Task to complete
Transcribe the listing in full, excluding any pictures.

Material
-=-=-

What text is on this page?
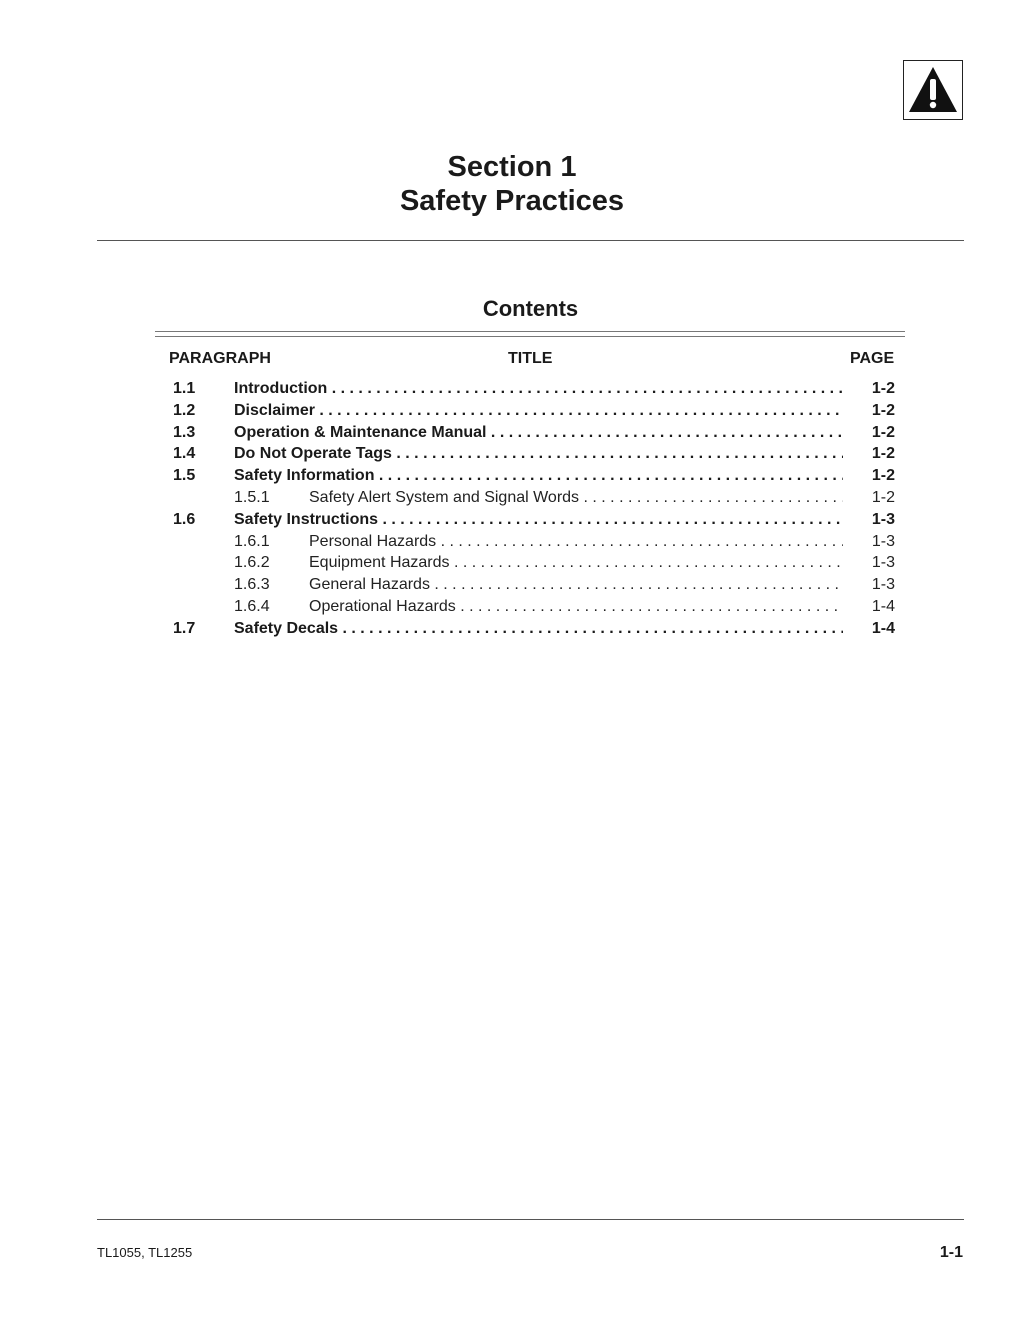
Section 1
Safety Practices
Contents
PARAGRAPH	TITLE	PAGE
1.1 Introduction . . .	1-2
1.2 Disclaimer . . .	1-2
1.3 Operation & Maintenance Manual . . .	1-2
1.4 Do Not Operate Tags . . .	1-2
1.5 Safety Information . . .	1-2
1.5.1 Safety Alert System and Signal Words . . .	1-2
1.6 Safety Instructions . . .	1-3
1.6.1 Personal Hazards . . .	1-3
1.6.2 Equipment Hazards . . .	1-3
1.6.3 General Hazards . . .	1-3
1.6.4 Operational Hazards . . .	1-4
1.7 Safety Decals . . .	1-4
TL1055, TL1255	1-1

-=-=-

The reply
What text is on this page?
Section 1
Safety Practices
Contents
PARAGRAPH	TITLE	PAGE
1.1 Introduction . . .	1-2
1.2 Disclaimer . . .	1-2
1.3 Operation & Maintenance Manual . . .	1-2
1.4 Do Not Operate Tags . . .	1-2
1.5 Safety Information . . .	1-2
1.5.1 Safety Alert System and Signal Words . . .	1-2
1.6 Safety Instructions . . .	1-3
1.6.1 Personal Hazards . . .	1-3
1.6.2 Equipment Hazards . . .	1-3
1.6.3 General Hazards . . .	1-3
1.6.4 Operational Hazards . . .	1-4
1.7 Safety Decals . . .	1-4
TL1055, TL1255	1-1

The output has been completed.